[Annotated element entries]
####

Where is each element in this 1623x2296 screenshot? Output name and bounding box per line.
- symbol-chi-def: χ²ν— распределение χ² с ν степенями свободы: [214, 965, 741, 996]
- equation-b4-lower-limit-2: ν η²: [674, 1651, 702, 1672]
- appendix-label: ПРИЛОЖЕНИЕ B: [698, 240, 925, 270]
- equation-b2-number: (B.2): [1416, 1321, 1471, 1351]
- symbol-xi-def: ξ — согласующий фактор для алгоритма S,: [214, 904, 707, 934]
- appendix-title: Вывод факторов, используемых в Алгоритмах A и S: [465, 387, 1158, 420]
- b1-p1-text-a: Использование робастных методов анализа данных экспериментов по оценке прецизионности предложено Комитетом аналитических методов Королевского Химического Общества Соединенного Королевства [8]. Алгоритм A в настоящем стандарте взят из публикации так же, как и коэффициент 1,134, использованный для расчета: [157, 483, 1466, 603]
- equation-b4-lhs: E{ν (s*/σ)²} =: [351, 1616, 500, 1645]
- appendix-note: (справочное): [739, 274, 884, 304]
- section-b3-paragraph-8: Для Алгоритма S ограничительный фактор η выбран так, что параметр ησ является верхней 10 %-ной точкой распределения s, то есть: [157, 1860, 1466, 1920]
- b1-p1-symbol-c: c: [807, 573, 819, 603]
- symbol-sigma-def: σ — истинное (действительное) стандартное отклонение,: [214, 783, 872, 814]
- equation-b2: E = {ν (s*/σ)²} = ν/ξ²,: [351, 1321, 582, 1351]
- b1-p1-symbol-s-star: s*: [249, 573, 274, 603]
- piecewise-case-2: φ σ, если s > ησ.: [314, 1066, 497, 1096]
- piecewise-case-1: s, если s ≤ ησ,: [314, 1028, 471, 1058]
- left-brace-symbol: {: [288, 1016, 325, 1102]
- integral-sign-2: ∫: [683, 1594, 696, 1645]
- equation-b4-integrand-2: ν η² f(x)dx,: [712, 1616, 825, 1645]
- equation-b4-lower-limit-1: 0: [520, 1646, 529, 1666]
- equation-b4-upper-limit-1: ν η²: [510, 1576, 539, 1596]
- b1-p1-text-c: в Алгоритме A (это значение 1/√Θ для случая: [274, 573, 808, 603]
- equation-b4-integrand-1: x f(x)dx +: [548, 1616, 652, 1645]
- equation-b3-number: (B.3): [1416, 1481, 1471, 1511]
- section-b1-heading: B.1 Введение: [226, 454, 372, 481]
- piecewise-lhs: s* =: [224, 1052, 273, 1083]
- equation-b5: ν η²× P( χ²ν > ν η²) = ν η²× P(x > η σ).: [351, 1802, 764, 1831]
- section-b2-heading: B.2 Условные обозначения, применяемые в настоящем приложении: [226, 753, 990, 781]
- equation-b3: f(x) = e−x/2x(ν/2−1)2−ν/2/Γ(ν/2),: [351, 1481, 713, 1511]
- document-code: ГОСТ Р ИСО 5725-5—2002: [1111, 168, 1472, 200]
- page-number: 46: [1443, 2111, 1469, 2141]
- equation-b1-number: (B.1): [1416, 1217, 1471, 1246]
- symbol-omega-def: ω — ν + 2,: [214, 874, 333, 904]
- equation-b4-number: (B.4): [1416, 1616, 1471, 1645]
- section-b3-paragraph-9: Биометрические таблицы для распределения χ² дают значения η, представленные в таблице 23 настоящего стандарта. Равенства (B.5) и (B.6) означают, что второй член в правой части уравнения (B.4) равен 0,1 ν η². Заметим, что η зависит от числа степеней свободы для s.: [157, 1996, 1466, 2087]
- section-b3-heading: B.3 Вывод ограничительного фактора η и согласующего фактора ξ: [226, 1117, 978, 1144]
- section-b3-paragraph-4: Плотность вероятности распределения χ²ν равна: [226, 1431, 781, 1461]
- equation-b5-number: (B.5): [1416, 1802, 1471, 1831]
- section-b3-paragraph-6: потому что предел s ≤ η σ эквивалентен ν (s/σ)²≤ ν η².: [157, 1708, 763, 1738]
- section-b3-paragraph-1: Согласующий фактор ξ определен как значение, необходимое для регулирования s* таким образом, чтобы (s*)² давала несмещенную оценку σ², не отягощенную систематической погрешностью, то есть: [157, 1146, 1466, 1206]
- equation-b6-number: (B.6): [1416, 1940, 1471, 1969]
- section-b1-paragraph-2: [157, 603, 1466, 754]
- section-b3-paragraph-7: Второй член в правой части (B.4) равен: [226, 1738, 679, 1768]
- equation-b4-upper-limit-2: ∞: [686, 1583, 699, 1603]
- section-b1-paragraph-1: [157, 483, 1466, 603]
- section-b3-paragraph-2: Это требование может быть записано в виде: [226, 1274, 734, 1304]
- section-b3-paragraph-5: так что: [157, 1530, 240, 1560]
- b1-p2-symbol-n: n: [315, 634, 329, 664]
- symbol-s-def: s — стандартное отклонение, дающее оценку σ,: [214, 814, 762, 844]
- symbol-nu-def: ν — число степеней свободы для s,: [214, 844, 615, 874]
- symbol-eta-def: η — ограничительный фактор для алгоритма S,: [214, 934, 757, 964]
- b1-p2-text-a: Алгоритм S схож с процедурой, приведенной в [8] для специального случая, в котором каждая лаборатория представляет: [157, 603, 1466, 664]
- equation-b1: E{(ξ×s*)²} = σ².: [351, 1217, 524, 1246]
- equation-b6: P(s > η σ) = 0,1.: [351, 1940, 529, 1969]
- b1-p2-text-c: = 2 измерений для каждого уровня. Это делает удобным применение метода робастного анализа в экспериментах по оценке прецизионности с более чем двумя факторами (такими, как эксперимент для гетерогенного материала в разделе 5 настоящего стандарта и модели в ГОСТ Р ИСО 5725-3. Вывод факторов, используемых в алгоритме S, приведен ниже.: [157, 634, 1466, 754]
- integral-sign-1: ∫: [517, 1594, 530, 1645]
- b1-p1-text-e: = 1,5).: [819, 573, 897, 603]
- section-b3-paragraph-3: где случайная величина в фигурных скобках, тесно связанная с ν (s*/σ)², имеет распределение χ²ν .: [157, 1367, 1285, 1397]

####

## Problem statement
Quote the records word for word, from their first line through the line containing "- b1-p1-symbol-c: c: [807, 573, 819, 603]", including both of those lines.

## Full solution
Where is each element in this 1623x2296 screenshot? Output name and bounding box per line.
- symbol-chi-def: χ²ν— распределение χ² с ν степенями свободы: [214, 965, 741, 996]
- equation-b4-lower-limit-2: ν η²: [674, 1651, 702, 1672]
- appendix-label: ПРИЛОЖЕНИЕ B: [698, 240, 925, 270]
- equation-b2-number: (B.2): [1416, 1321, 1471, 1351]
- symbol-xi-def: ξ — согласующий фактор для алгоритма S,: [214, 904, 707, 934]
- appendix-title: Вывод факторов, используемых в Алгоритмах A и S: [465, 387, 1158, 420]
- b1-p1-text-a: Использование робастных методов анализа данных экспериментов по оценке прецизионности предложено Комитетом аналитических методов Королевского Химического Общества Соединенного Королевства [8]. Алгоритм A в настоящем стандарте взят из публикации так же, как и коэффициент 1,134, использованный для расчета: [157, 483, 1466, 603]
- equation-b4-lhs: E{ν (s*/σ)²} =: [351, 1616, 500, 1645]
- appendix-note: (справочное): [739, 274, 884, 304]
- section-b3-paragraph-8: Для Алгоритма S ограничительный фактор η выбран так, что параметр ησ является верхней 10 %-ной точкой распределения s, то есть: [157, 1860, 1466, 1920]
- b1-p1-symbol-c: c: [807, 573, 819, 603]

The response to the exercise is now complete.